Extract all lines in the data that contain the word "JSON".

[Entries with figure data]
┏━━

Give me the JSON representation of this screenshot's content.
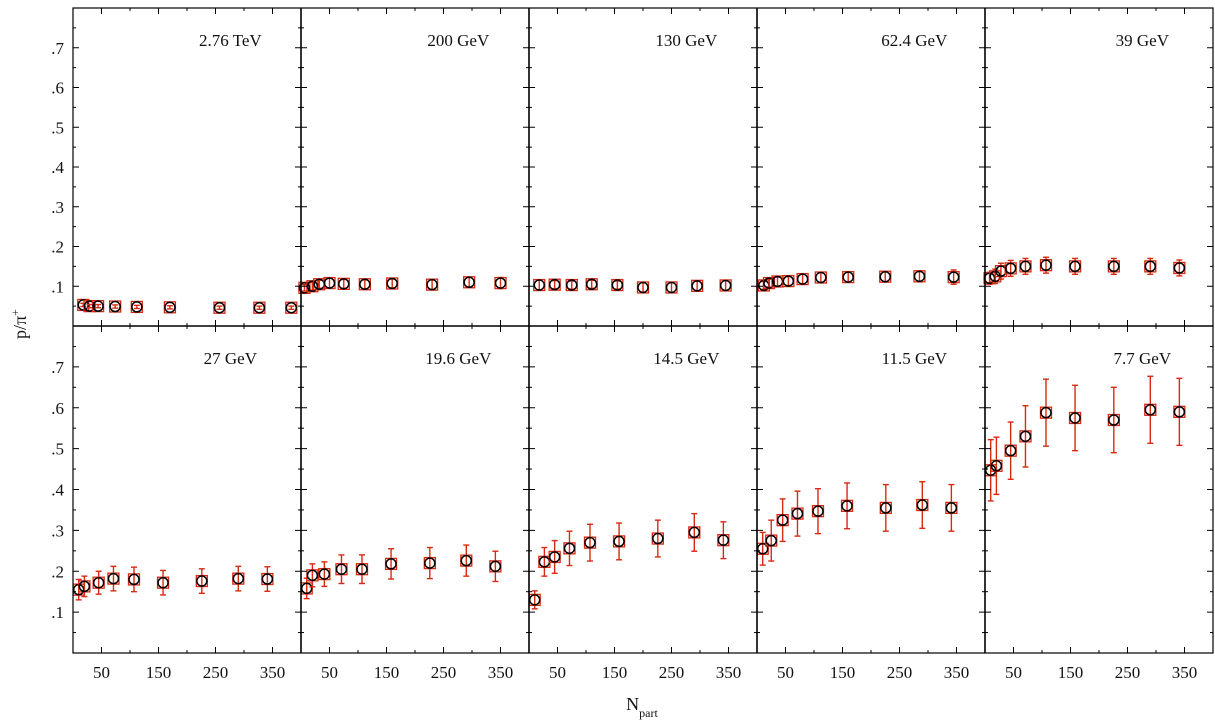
{
  "chart_data": {
    "type": "scatter",
    "xlabel": "N",
    "xlabel_sub": "part",
    "ylabel": "p/π",
    "ylabel_sup": "+",
    "ylim": [
      0,
      0.8
    ],
    "xlim": [
      0,
      400
    ],
    "y_ticks": [
      ".1",
      ".2",
      ".3",
      ".4",
      ".5",
      ".6",
      ".7"
    ],
    "y_tick_values": [
      0.1,
      0.2,
      0.3,
      0.4,
      0.5,
      0.6,
      0.7
    ],
    "x_ticks": [
      "50",
      "150",
      "250",
      "350"
    ],
    "x_tick_values": [
      50,
      150,
      250,
      350
    ],
    "colors": {
      "open_marker": "#000000",
      "square_marker": "#d62a12",
      "error_bar": "#d62a12",
      "frame": "#000000"
    },
    "panels": [
      {
        "label": "2.76 TeV",
        "x": [
          18,
          29,
          44,
          74,
          112,
          170,
          257,
          327,
          383
        ],
        "y": [
          0.053,
          0.05,
          0.05,
          0.049,
          0.048,
          0.047,
          0.046,
          0.046,
          0.046
        ],
        "err": [
          0.004,
          0.004,
          0.004,
          0.004,
          0.004,
          0.004,
          0.004,
          0.004,
          0.004
        ]
      },
      {
        "label": "200 GeV",
        "x": [
          6,
          20,
          32,
          50,
          75,
          112,
          160,
          230,
          295,
          350
        ],
        "y": [
          0.096,
          0.1,
          0.105,
          0.108,
          0.106,
          0.105,
          0.107,
          0.104,
          0.11,
          0.108
        ],
        "err": [
          0.008,
          0.01,
          0.01,
          0.012,
          0.011,
          0.011,
          0.011,
          0.012,
          0.013,
          0.014
        ]
      },
      {
        "label": "130 GeV",
        "x": [
          18,
          45,
          75,
          110,
          155,
          200,
          250,
          295,
          345
        ],
        "y": [
          0.103,
          0.104,
          0.103,
          0.105,
          0.103,
          0.097,
          0.097,
          0.101,
          0.102
        ],
        "err": [
          0.012,
          0.01,
          0.01,
          0.01,
          0.01,
          0.012,
          0.012,
          0.012,
          0.012
        ]
      },
      {
        "label": "62.4 GeV",
        "x": [
          12,
          21,
          36,
          55,
          80,
          112,
          160,
          225,
          285,
          345
        ],
        "y": [
          0.102,
          0.108,
          0.112,
          0.113,
          0.118,
          0.122,
          0.123,
          0.124,
          0.125,
          0.123
        ],
        "err": [
          0.01,
          0.01,
          0.011,
          0.011,
          0.012,
          0.012,
          0.013,
          0.013,
          0.014,
          0.018
        ]
      },
      {
        "label": "39 GeV",
        "x": [
          8,
          18,
          28,
          45,
          71,
          107,
          158,
          226,
          290,
          341
        ],
        "y": [
          0.12,
          0.125,
          0.138,
          0.145,
          0.15,
          0.153,
          0.15,
          0.15,
          0.15,
          0.146
        ],
        "err": [
          0.015,
          0.018,
          0.02,
          0.02,
          0.02,
          0.02,
          0.02,
          0.02,
          0.02,
          0.02
        ]
      },
      {
        "label": "27 GeV",
        "x": [
          10,
          20,
          45,
          71,
          107,
          158,
          226,
          290,
          341
        ],
        "y": [
          0.155,
          0.163,
          0.172,
          0.182,
          0.18,
          0.172,
          0.176,
          0.182,
          0.181
        ],
        "err": [
          0.025,
          0.025,
          0.028,
          0.03,
          0.03,
          0.03,
          0.03,
          0.03,
          0.03
        ]
      },
      {
        "label": "19.6 GeV",
        "x": [
          10,
          20,
          41,
          71,
          107,
          158,
          226,
          290,
          341
        ],
        "y": [
          0.158,
          0.19,
          0.193,
          0.205,
          0.205,
          0.218,
          0.22,
          0.226,
          0.212
        ],
        "err": [
          0.025,
          0.028,
          0.03,
          0.035,
          0.035,
          0.037,
          0.038,
          0.038,
          0.037
        ]
      },
      {
        "label": "14.5 GeV",
        "x": [
          10,
          27,
          45,
          71,
          107,
          158,
          226,
          290,
          341
        ],
        "y": [
          0.13,
          0.223,
          0.235,
          0.256,
          0.27,
          0.273,
          0.28,
          0.295,
          0.276
        ],
        "err": [
          0.022,
          0.035,
          0.04,
          0.042,
          0.045,
          0.045,
          0.045,
          0.046,
          0.045
        ]
      },
      {
        "label": "11.5 GeV",
        "x": [
          10,
          25,
          45,
          71,
          107,
          158,
          226,
          290,
          341
        ],
        "y": [
          0.255,
          0.275,
          0.325,
          0.341,
          0.347,
          0.36,
          0.355,
          0.362,
          0.355
        ],
        "err": [
          0.04,
          0.05,
          0.052,
          0.055,
          0.055,
          0.056,
          0.057,
          0.057,
          0.057
        ]
      },
      {
        "label": "7.7 GeV",
        "x": [
          10,
          20,
          45,
          71,
          107,
          158,
          226,
          290,
          341
        ],
        "y": [
          0.447,
          0.458,
          0.495,
          0.53,
          0.588,
          0.575,
          0.57,
          0.595,
          0.59
        ],
        "err": [
          0.075,
          0.07,
          0.07,
          0.075,
          0.082,
          0.08,
          0.08,
          0.082,
          0.082
        ]
      }
    ]
  }
}
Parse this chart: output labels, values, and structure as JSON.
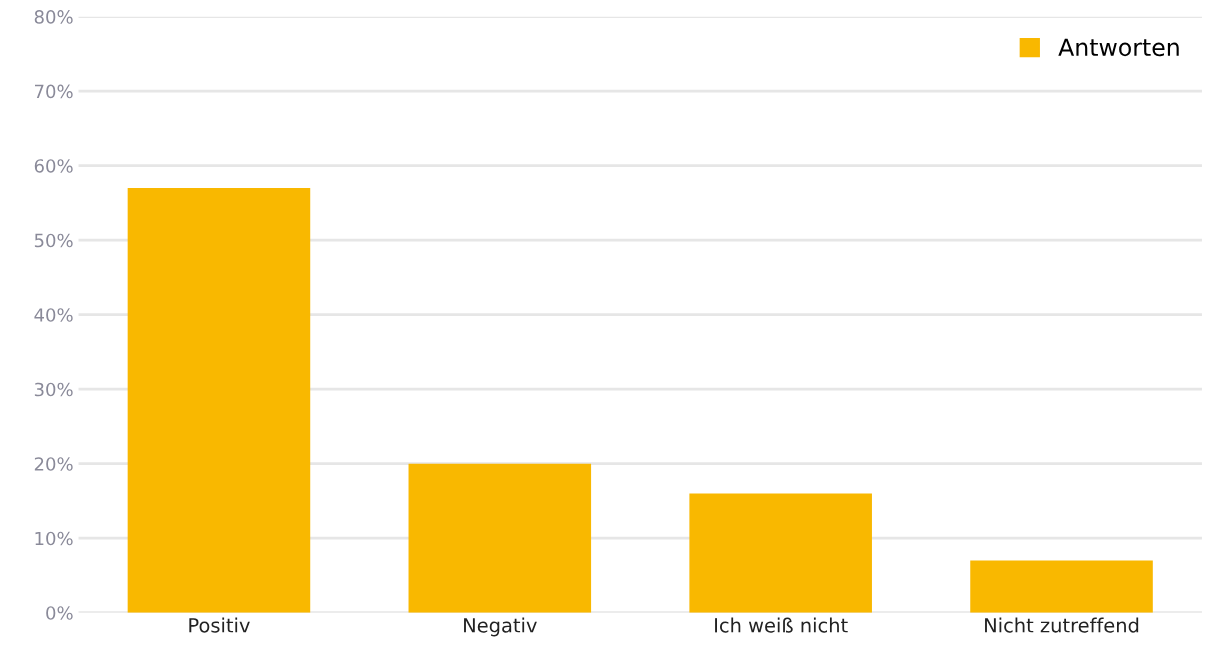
{
  "chart_data": {
    "type": "bar",
    "categories": [
      "Positiv",
      "Negativ",
      "Ich weiß nicht",
      "Nicht zutreffend"
    ],
    "series": [
      {
        "name": "Antworten",
        "color": "#f9b800",
        "values": [
          57,
          20,
          16,
          7
        ]
      }
    ],
    "ylim": [
      0,
      80
    ],
    "yticks": [
      {
        "value": 0,
        "label": "0%"
      },
      {
        "value": 10,
        "label": "10%"
      },
      {
        "value": 20,
        "label": "20%"
      },
      {
        "value": 30,
        "label": "30%"
      },
      {
        "value": 40,
        "label": "40%"
      },
      {
        "value": 50,
        "label": "50%"
      },
      {
        "value": 60,
        "label": "60%"
      },
      {
        "value": 70,
        "label": "70%"
      },
      {
        "value": 80,
        "label": "80%"
      }
    ],
    "grid": "y",
    "legend": "top right"
  }
}
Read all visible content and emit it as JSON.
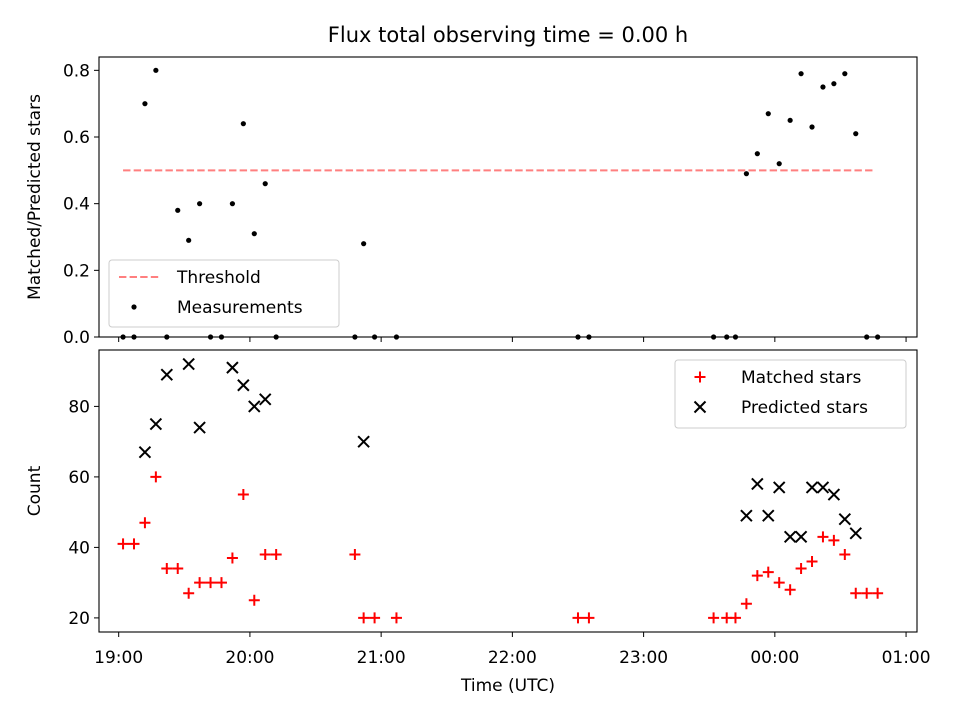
{
  "figure": {
    "title": "Flux total observing time = 0.00 h"
  },
  "chart_data": [
    {
      "type": "scatter",
      "ylabel": "Matched/Predicted stars",
      "xlabel": "",
      "xlim": [
        "18:51",
        "01:05"
      ],
      "ylim": [
        0,
        0.84
      ],
      "yticks": [
        "0.0",
        "0.2",
        "0.4",
        "0.6",
        "0.8"
      ],
      "grid": false,
      "legend": {
        "placement": "lower-left",
        "entries": [
          "Threshold",
          "Measurements"
        ]
      },
      "threshold": {
        "name": "Threshold",
        "value": 0.5,
        "x_start": "19:02",
        "x_end": "00:45",
        "color": "#ff7f7f",
        "style": "dashed"
      },
      "series": [
        {
          "name": "Measurements",
          "marker": "dot",
          "color": "#000000",
          "points": [
            [
              "19:02",
              0.0
            ],
            [
              "19:07",
              0.0
            ],
            [
              "19:12",
              0.7
            ],
            [
              "19:17",
              0.8
            ],
            [
              "19:22",
              0.0
            ],
            [
              "19:27",
              0.38
            ],
            [
              "19:32",
              0.29
            ],
            [
              "19:37",
              0.4
            ],
            [
              "19:42",
              0.0
            ],
            [
              "19:47",
              0.0
            ],
            [
              "19:52",
              0.4
            ],
            [
              "19:57",
              0.64
            ],
            [
              "20:02",
              0.31
            ],
            [
              "20:07",
              0.46
            ],
            [
              "20:12",
              0.0
            ],
            [
              "20:48",
              0.0
            ],
            [
              "20:52",
              0.28
            ],
            [
              "20:57",
              0.0
            ],
            [
              "21:07",
              0.0
            ],
            [
              "22:30",
              0.0
            ],
            [
              "22:35",
              0.0
            ],
            [
              "23:32",
              0.0
            ],
            [
              "23:38",
              0.0
            ],
            [
              "23:42",
              0.0
            ],
            [
              "23:47",
              0.49
            ],
            [
              "23:52",
              0.55
            ],
            [
              "23:57",
              0.67
            ],
            [
              "00:02",
              0.52
            ],
            [
              "00:07",
              0.65
            ],
            [
              "00:12",
              0.79
            ],
            [
              "00:17",
              0.63
            ],
            [
              "00:22",
              0.75
            ],
            [
              "00:27",
              0.76
            ],
            [
              "00:32",
              0.79
            ],
            [
              "00:37",
              0.61
            ],
            [
              "00:42",
              0.0
            ],
            [
              "00:47",
              0.0
            ]
          ]
        }
      ]
    },
    {
      "type": "scatter",
      "ylabel": "Count",
      "xlabel": "Time (UTC)",
      "xlim": [
        "18:51",
        "01:05"
      ],
      "ylim": [
        16,
        96
      ],
      "yticks": [
        "20",
        "40",
        "60",
        "80"
      ],
      "xticks": [
        "19:00",
        "20:00",
        "21:00",
        "22:00",
        "23:00",
        "00:00",
        "01:00"
      ],
      "grid": false,
      "legend": {
        "placement": "top-right",
        "entries": [
          "Matched stars",
          "Predicted stars"
        ]
      },
      "series": [
        {
          "name": "Matched stars",
          "marker": "plus",
          "color": "#ff0000",
          "points": [
            [
              "19:02",
              41
            ],
            [
              "19:07",
              41
            ],
            [
              "19:12",
              47
            ],
            [
              "19:17",
              60
            ],
            [
              "19:22",
              34
            ],
            [
              "19:27",
              34
            ],
            [
              "19:32",
              27
            ],
            [
              "19:37",
              30
            ],
            [
              "19:42",
              30
            ],
            [
              "19:47",
              30
            ],
            [
              "19:52",
              37
            ],
            [
              "19:57",
              55
            ],
            [
              "20:02",
              25
            ],
            [
              "20:07",
              38
            ],
            [
              "20:12",
              38
            ],
            [
              "20:48",
              38
            ],
            [
              "20:52",
              20
            ],
            [
              "20:57",
              20
            ],
            [
              "21:07",
              20
            ],
            [
              "22:30",
              20
            ],
            [
              "22:35",
              20
            ],
            [
              "23:32",
              20
            ],
            [
              "23:38",
              20
            ],
            [
              "23:42",
              20
            ],
            [
              "23:47",
              24
            ],
            [
              "23:52",
              32
            ],
            [
              "23:57",
              33
            ],
            [
              "00:02",
              30
            ],
            [
              "00:07",
              28
            ],
            [
              "00:12",
              34
            ],
            [
              "00:17",
              36
            ],
            [
              "00:22",
              43
            ],
            [
              "00:27",
              42
            ],
            [
              "00:32",
              38
            ],
            [
              "00:37",
              27
            ],
            [
              "00:42",
              27
            ],
            [
              "00:47",
              27
            ]
          ]
        },
        {
          "name": "Predicted stars",
          "marker": "x",
          "color": "#000000",
          "points": [
            [
              "19:12",
              67
            ],
            [
              "19:17",
              75
            ],
            [
              "19:22",
              89
            ],
            [
              "19:32",
              92
            ],
            [
              "19:37",
              74
            ],
            [
              "19:52",
              91
            ],
            [
              "19:57",
              86
            ],
            [
              "20:02",
              80
            ],
            [
              "20:07",
              82
            ],
            [
              "20:52",
              70
            ],
            [
              "23:47",
              49
            ],
            [
              "23:52",
              58
            ],
            [
              "23:57",
              49
            ],
            [
              "00:02",
              57
            ],
            [
              "00:07",
              43
            ],
            [
              "00:12",
              43
            ],
            [
              "00:17",
              57
            ],
            [
              "00:22",
              57
            ],
            [
              "00:27",
              55
            ],
            [
              "00:32",
              48
            ],
            [
              "00:37",
              44
            ]
          ]
        }
      ]
    }
  ]
}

┗━━

Finished answer:
Give me the JSON representation of this screenshot's content.
Parse this chart: output labels, values, and structure as JSON.
Read all visible content and emit it as JSON.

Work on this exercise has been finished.